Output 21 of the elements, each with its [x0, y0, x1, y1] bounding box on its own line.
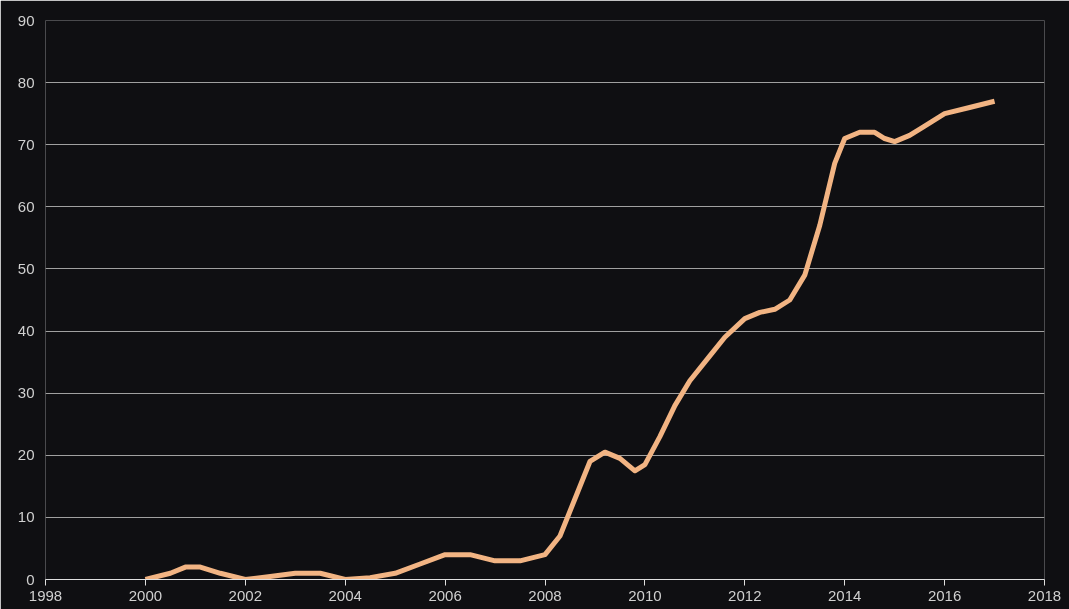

...

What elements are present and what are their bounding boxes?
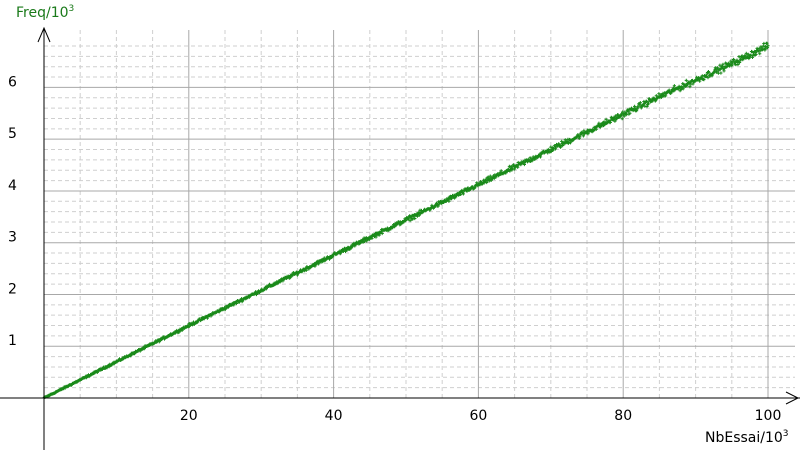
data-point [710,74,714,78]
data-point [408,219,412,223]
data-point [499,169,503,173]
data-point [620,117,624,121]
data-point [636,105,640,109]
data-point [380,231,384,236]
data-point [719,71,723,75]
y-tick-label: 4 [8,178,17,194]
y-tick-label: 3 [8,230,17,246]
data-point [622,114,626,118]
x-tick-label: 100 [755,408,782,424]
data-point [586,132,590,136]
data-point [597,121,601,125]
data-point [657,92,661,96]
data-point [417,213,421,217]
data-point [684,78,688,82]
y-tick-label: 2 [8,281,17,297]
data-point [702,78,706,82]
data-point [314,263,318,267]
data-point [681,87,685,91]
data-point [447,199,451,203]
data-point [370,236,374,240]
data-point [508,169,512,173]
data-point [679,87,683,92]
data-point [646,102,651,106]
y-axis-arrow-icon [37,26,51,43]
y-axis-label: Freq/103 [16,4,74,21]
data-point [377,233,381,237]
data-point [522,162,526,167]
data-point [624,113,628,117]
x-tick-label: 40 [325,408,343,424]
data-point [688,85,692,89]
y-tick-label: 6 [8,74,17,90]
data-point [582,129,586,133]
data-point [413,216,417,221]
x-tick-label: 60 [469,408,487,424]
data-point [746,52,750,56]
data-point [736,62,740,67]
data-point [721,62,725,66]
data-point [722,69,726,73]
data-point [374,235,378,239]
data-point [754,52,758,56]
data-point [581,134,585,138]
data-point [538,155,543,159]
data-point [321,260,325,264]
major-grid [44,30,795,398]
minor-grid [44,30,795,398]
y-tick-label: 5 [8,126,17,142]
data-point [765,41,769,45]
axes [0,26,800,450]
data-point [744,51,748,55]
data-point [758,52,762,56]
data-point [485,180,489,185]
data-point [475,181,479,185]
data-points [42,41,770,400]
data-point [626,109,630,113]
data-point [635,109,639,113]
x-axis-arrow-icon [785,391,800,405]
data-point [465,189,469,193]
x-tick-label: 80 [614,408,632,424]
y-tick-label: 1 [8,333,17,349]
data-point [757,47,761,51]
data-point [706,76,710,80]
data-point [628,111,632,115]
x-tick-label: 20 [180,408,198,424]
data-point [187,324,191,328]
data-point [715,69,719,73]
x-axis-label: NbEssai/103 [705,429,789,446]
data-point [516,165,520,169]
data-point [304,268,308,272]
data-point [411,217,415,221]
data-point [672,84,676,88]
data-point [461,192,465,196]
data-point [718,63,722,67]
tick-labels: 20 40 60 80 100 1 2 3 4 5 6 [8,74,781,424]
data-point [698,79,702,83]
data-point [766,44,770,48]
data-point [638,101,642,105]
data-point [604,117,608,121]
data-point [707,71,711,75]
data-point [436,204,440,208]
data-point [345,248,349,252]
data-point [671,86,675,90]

### Task objective
Copy the records word for word, from the line containing "What elements are" through the line containing "y-tick-label: 6 [8,74,17,90]", with both of those lines included. Omit the pictures from your copy.

### Reply to the exercise
What elements are present and what are their bounding boxes?
data-point [710,74,714,78]
data-point [408,219,412,223]
data-point [499,169,503,173]
data-point [620,117,624,121]
data-point [636,105,640,109]
data-point [380,231,384,236]
data-point [719,71,723,75]
y-tick-label: 4 [8,178,17,194]
y-tick-label: 3 [8,230,17,246]
data-point [622,114,626,118]
x-tick-label: 100 [755,408,782,424]
data-point [586,132,590,136]
data-point [597,121,601,125]
data-point [657,92,661,96]
data-point [417,213,421,217]
data-point [684,78,688,82]
y-tick-label: 2 [8,281,17,297]
data-point [702,78,706,82]
data-point [314,263,318,267]
data-point [681,87,685,91]
data-point [447,199,451,203]
data-point [370,236,374,240]
data-point [508,169,512,173]
data-point [679,87,683,92]
data-point [646,102,651,106]
y-axis-arrow-icon [37,26,51,43]
y-axis-label: Freq/103 [16,4,74,21]
data-point [377,233,381,237]
data-point [522,162,526,167]
data-point [624,113,628,117]
x-tick-label: 40 [325,408,343,424]
data-point [688,85,692,89]
y-tick-label: 6 [8,74,17,90]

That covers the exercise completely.